_Goal of the exercise_
Copy every record word for word.

_Data for this task_

════════════════════

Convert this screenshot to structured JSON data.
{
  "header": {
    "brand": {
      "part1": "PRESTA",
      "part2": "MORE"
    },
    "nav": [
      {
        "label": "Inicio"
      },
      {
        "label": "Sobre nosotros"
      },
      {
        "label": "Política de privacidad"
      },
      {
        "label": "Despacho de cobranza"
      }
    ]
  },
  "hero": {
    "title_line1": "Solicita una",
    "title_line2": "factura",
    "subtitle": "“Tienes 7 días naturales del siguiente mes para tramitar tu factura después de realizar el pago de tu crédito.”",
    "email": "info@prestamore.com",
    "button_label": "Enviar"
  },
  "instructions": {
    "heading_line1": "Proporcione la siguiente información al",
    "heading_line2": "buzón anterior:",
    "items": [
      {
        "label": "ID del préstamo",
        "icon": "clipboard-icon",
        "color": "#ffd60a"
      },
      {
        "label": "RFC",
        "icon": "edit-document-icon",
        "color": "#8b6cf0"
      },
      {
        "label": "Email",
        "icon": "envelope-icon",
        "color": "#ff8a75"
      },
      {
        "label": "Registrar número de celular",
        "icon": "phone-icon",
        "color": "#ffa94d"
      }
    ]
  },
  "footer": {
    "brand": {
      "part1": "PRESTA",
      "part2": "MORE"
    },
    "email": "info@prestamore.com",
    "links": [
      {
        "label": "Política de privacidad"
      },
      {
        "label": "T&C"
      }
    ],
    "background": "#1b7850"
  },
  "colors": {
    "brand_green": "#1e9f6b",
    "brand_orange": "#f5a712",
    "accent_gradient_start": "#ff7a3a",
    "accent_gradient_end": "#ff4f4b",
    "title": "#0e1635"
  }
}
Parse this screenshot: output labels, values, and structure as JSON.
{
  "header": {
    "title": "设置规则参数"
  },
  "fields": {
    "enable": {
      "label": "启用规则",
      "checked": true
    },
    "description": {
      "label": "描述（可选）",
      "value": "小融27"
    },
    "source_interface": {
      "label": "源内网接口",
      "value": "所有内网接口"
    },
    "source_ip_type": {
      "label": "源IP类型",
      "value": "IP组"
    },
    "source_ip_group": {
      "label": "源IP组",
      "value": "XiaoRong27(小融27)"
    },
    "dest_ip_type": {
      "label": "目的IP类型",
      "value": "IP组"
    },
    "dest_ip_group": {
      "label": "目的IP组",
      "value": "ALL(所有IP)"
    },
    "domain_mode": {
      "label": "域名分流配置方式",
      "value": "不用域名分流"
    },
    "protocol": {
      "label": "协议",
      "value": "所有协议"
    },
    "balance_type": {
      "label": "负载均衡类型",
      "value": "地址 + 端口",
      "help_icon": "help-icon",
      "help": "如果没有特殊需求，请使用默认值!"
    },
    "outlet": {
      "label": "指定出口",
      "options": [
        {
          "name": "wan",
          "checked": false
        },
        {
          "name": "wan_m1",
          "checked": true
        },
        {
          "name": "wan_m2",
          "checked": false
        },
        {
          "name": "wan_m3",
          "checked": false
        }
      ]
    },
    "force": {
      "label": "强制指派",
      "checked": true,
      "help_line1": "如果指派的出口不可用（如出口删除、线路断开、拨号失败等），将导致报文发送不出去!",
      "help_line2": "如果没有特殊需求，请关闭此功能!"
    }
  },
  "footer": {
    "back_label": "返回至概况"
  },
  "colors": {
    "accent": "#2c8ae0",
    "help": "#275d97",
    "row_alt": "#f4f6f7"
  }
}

════════════════════

_Result of this task_
Convert this screenshot to structured JSON data.
{
  "header": {
    "brand": {
      "part1": "PRESTA",
      "part2": "MORE"
    },
    "nav": [
      {
        "label": "Inicio"
      },
      {
        "label": "Sobre nosotros"
      },
      {
        "label": "Política de privacidad"
      },
      {
        "label": "Despacho de cobranza"
      }
    ]
  },
  "hero": {
    "title_line1": "Solicita una",
    "title_line2": "factura",
    "subtitle": "“Tienes 7 días naturales del siguiente mes para tramitar tu factura después de realizar el pago de tu crédito.”",
    "email": "info@prestamore.com",
    "button_label": "Enviar"
  },
  "instructions": {
    "heading_line1": "Proporcione la siguiente información al",
    "heading_line2": "buzón anterior:",
    "items": [
      {
        "label": "ID del préstamo",
        "icon": "clipboard-icon",
        "color": "#ffd60a"
      },
      {
        "label": "RFC",
        "icon": "edit-document-icon",
        "color": "#8b6cf0"
      },
      {
        "label": "Email",
        "icon": "envelope-icon",
        "color": "#ff8a75"
      },
      {
        "label": "Registrar número de celular",
        "icon": "phone-icon",
        "color": "#ffa94d"
      }
    ]
  },
  "footer": {
    "brand": {
      "part1": "PRESTA",
      "part2": "MORE"
    },
    "email": "info@prestamore.com",
    "links": [
      {
        "label": "Política de privacidad"
      },
      {
        "label": "T&C"
      }
    ],
    "background": "#1b7850"
  },
  "colors": {
    "brand_green": "#1e9f6b",
    "brand_orange": "#f5a712",
    "accent_gradient_start": "#ff7a3a",
    "accent_gradient_end": "#ff4f4b",
    "title": "#0e1635"
  }
}
Parse this screenshot: output labels, values, and structure as JSON.
{
  "header": {
    "title": "设置规则参数"
  },
  "fields": {
    "enable": {
      "label": "启用规则",
      "checked": true
    },
    "description": {
      "label": "描述（可选）",
      "value": "小融27"
    },
    "source_interface": {
      "label": "源内网接口",
      "value": "所有内网接口"
    },
    "source_ip_type": {
      "label": "源IP类型",
      "value": "IP组"
    },
    "source_ip_group": {
      "label": "源IP组",
      "value": "XiaoRong27(小融27)"
    },
    "dest_ip_type": {
      "label": "目的IP类型",
      "value": "IP组"
    },
    "dest_ip_group": {
      "label": "目的IP组",
      "value": "ALL(所有IP)"
    },
    "domain_mode": {
      "label": "域名分流配置方式",
      "value": "不用域名分流"
    },
    "protocol": {
      "label": "协议",
      "value": "所有协议"
    },
    "balance_type": {
      "label": "负载均衡类型",
      "value": "地址 + 端口",
      "help_icon": "help-icon",
      "help": "如果没有特殊需求，请使用默认值!"
    },
    "outlet": {
      "label": "指定出口",
      "options": [
        {
          "name": "wan",
          "checked": false
        },
        {
          "name": "wan_m1",
          "checked": true
        },
        {
          "name": "wan_m2",
          "checked": false
        },
        {
          "name": "wan_m3",
          "checked": false
        }
      ]
    },
    "force": {
      "label": "强制指派",
      "checked": true,
      "help_line1": "如果指派的出口不可用（如出口删除、线路断开、拨号失败等），将导致报文发送不出去!",
      "help_line2": "如果没有特殊需求，请关闭此功能!"
    }
  },
  "footer": {
    "back_label": "返回至概况"
  },
  "colors": {
    "accent": "#2c8ae0",
    "help": "#275d97",
    "row_alt": "#f4f6f7"
  }
}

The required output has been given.